- **Goal**: Pull out every line of the listing that contains the string "shipping", matching case exactly.

---

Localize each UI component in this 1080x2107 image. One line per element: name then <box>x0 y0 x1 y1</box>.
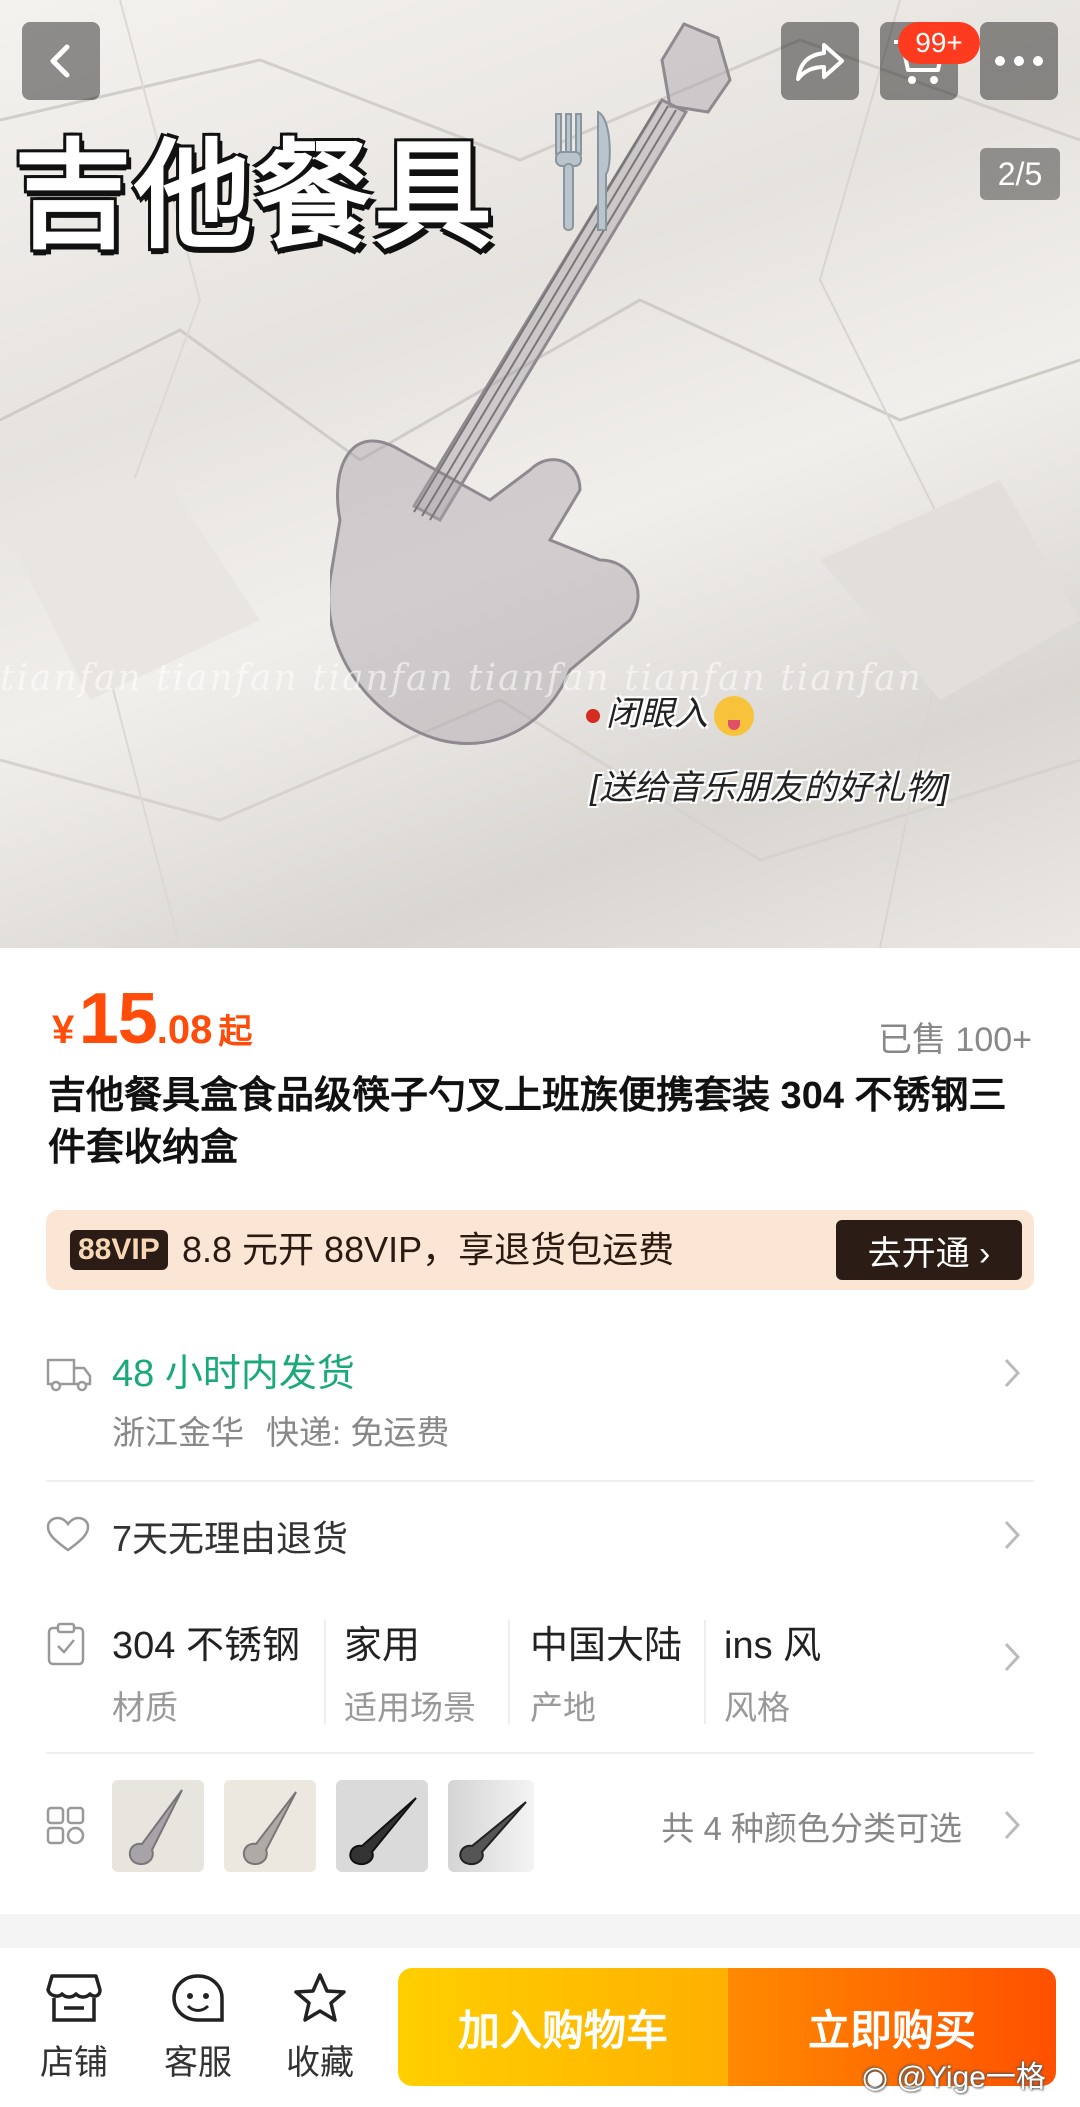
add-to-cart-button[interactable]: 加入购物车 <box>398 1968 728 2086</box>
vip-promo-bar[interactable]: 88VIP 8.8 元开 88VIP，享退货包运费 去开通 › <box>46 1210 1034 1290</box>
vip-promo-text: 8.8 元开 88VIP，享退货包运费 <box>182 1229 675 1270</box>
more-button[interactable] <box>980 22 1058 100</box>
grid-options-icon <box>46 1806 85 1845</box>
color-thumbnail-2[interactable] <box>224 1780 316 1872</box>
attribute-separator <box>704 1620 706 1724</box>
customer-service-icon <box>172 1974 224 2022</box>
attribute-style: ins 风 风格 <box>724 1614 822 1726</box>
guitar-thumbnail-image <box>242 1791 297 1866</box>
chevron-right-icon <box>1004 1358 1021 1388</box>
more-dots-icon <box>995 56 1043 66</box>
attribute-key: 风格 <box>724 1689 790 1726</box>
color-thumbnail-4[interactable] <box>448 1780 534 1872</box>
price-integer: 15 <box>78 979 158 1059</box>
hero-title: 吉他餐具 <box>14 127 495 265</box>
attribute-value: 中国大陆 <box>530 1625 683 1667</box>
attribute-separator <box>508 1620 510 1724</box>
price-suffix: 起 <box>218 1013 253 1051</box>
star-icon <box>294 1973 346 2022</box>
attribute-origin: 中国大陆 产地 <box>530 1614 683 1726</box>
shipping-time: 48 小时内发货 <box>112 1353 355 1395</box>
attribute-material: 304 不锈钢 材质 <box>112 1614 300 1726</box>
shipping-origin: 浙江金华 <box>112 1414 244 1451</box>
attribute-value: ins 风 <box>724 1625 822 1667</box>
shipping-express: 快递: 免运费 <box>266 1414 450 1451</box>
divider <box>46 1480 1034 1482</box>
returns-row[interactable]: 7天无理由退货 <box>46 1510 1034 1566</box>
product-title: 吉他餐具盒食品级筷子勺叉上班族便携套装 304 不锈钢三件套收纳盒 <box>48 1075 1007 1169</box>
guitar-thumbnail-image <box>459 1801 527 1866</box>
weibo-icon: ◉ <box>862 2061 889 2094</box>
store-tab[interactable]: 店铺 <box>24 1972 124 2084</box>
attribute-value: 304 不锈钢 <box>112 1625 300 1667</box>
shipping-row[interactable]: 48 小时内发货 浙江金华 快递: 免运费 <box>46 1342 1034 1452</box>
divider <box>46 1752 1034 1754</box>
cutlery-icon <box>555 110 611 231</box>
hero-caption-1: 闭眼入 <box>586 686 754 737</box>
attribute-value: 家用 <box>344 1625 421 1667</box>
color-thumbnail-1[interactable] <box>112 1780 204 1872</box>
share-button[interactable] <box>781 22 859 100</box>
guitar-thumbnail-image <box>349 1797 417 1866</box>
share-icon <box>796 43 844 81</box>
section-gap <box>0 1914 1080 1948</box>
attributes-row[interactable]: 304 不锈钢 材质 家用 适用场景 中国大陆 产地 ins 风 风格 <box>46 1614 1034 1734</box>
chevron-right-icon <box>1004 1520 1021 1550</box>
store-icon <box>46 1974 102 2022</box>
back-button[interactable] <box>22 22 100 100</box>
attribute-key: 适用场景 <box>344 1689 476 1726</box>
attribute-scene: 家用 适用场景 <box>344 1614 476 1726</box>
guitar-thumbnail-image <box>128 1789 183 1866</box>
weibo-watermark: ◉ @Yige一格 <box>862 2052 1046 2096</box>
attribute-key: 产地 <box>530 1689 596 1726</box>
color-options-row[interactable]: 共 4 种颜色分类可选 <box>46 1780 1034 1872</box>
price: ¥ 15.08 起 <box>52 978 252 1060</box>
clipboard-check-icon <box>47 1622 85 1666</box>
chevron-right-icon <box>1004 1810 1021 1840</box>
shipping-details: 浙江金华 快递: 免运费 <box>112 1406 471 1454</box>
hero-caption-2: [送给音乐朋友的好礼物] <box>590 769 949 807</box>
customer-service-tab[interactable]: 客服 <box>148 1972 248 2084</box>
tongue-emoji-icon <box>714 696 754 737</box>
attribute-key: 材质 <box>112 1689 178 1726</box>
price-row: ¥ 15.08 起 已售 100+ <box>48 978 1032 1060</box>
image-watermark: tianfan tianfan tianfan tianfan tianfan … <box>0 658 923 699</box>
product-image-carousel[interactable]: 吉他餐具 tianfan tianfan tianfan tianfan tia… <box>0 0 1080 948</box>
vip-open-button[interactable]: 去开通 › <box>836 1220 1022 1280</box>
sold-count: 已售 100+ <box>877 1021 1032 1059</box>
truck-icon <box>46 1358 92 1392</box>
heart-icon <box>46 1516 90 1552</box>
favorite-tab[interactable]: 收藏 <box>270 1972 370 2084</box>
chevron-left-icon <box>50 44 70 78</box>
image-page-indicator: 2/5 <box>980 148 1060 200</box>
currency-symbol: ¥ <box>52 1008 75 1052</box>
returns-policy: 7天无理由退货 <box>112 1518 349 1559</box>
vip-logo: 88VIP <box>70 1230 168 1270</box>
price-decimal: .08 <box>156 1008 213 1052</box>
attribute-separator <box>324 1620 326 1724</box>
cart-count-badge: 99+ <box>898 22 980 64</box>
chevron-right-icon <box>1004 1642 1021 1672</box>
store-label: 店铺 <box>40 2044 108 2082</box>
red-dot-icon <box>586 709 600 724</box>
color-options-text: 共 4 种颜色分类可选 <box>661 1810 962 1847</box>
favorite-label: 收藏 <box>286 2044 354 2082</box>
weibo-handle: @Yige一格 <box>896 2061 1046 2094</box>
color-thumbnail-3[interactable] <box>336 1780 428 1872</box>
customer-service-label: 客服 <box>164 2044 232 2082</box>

---

- **Task solution**:
shipping-time: 48 小时内发货 <box>112 1353 355 1395</box>
shipping-origin: 浙江金华 <box>112 1414 244 1451</box>
shipping-express: 快递: 免运费 <box>266 1414 450 1451</box>
shipping-row[interactable]: 48 小时内发货 浙江金华 快递: 免运费 <box>46 1342 1034 1452</box>
shipping-details: 浙江金华 快递: 免运费 <box>112 1406 471 1454</box>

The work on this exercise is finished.